== GIVEN ENTRIES ==
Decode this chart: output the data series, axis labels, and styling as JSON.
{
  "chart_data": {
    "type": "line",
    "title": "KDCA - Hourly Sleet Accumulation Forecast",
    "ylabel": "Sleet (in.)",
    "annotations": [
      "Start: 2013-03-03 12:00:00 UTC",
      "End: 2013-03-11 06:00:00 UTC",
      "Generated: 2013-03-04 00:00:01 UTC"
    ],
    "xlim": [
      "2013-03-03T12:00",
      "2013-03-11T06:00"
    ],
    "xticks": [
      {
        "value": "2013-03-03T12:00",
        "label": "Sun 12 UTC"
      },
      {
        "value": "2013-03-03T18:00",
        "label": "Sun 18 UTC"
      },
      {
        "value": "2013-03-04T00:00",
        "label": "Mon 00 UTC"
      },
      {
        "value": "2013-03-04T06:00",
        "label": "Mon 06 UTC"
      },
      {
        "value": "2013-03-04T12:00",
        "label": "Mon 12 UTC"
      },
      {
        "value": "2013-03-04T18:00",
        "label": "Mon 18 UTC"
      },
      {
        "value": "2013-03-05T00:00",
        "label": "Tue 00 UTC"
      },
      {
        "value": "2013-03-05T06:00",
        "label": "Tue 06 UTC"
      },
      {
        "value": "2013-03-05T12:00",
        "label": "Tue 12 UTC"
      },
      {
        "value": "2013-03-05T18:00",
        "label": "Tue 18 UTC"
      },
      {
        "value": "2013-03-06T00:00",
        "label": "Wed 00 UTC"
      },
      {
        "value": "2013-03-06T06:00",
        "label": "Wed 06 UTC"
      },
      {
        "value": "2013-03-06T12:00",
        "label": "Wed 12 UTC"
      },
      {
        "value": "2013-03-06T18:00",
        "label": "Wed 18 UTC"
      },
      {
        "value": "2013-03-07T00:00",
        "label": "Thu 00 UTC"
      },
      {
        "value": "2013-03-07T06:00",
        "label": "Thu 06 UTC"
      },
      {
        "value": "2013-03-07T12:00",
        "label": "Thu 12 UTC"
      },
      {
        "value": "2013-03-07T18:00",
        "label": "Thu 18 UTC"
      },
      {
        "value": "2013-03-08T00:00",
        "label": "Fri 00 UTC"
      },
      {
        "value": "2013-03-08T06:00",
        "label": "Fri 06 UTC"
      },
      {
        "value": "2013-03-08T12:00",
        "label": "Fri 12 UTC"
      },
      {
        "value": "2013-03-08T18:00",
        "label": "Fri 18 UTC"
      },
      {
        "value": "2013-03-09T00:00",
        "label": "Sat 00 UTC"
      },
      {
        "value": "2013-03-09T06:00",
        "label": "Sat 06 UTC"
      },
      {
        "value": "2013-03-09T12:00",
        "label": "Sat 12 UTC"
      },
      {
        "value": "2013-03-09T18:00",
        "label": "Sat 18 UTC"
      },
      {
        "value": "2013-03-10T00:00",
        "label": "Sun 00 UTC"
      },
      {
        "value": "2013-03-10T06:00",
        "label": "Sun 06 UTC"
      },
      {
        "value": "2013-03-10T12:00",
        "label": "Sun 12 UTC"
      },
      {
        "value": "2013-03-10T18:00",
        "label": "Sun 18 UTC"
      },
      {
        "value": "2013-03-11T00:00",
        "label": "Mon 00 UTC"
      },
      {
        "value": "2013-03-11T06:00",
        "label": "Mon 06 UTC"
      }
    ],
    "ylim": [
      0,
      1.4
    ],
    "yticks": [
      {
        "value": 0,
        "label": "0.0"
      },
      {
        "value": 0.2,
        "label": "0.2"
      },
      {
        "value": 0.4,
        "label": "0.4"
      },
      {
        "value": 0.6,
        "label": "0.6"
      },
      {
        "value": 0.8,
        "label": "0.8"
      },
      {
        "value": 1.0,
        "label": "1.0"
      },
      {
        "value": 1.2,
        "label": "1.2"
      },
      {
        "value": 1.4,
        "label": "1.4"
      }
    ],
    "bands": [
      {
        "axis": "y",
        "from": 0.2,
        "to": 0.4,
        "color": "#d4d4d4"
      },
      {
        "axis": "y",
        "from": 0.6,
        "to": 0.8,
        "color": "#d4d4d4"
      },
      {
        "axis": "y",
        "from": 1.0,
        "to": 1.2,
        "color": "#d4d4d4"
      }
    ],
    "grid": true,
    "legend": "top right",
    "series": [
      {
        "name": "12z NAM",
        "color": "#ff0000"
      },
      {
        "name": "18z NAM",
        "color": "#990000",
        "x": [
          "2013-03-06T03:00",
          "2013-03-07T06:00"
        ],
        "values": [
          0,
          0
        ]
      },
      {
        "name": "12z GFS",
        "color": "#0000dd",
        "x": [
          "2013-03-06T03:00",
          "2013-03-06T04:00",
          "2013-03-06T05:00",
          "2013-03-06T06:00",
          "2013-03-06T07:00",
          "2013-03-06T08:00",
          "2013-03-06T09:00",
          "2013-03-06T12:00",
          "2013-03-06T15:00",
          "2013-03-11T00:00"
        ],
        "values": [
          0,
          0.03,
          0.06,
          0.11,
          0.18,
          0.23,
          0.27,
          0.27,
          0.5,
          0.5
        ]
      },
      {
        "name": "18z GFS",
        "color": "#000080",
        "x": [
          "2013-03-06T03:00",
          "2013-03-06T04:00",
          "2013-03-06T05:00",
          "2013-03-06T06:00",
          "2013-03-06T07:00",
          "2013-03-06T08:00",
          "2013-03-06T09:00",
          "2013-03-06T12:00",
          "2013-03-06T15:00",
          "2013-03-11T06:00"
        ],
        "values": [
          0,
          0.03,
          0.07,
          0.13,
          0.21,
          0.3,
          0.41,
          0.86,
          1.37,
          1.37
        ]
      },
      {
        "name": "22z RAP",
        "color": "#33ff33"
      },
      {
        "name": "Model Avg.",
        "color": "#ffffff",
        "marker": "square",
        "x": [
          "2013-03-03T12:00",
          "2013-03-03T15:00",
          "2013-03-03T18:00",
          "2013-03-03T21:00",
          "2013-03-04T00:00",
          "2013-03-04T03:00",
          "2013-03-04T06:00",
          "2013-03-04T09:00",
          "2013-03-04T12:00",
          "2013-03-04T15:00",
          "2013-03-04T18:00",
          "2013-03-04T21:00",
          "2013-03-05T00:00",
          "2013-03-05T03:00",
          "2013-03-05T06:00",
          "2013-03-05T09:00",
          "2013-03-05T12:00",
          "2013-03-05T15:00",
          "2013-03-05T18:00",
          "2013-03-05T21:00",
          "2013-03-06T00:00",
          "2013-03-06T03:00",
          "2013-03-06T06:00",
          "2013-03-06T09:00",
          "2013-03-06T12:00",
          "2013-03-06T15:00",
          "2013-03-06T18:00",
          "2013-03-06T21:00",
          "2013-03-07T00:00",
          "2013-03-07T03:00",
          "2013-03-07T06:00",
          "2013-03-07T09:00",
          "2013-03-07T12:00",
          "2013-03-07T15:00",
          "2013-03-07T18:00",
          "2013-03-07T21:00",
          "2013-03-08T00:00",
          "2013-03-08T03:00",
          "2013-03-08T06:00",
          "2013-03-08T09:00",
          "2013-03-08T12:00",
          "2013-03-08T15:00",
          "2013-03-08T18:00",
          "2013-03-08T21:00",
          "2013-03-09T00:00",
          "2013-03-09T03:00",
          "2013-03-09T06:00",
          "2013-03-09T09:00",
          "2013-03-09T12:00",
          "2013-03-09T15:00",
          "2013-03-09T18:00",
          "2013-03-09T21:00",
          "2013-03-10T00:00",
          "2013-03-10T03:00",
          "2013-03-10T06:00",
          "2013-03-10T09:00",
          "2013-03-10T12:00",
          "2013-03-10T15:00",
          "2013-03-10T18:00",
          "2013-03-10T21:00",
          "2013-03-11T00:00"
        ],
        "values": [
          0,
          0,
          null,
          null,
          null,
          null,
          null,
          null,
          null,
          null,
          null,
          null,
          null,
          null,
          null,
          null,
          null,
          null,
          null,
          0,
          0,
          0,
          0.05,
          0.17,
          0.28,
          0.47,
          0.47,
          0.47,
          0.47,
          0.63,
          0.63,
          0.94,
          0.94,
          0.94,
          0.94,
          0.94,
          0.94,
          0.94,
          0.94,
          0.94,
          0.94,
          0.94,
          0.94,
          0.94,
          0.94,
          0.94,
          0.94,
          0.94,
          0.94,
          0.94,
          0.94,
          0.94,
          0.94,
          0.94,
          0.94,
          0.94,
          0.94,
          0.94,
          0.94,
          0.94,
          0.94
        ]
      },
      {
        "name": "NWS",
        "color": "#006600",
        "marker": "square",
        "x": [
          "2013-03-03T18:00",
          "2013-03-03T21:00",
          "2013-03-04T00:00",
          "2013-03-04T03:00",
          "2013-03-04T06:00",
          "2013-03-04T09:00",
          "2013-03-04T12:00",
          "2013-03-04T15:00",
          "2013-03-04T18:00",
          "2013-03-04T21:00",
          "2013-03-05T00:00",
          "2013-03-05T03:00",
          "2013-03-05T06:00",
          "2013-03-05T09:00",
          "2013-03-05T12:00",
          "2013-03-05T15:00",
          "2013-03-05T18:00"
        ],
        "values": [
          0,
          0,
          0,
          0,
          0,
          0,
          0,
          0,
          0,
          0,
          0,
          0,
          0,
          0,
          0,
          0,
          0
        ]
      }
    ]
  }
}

== GIVEN INSTRUCTION ==
Collect every line with the string "name" from the records, and copy each.

== EXPECTED ANSWER ==
        "name": "12z NAM",
        "name": "18z NAM",
        "name": "12z GFS",
        "name": "18z GFS",
        "name": "22z RAP",
        "name": "Model Avg.",
        "name": "NWS",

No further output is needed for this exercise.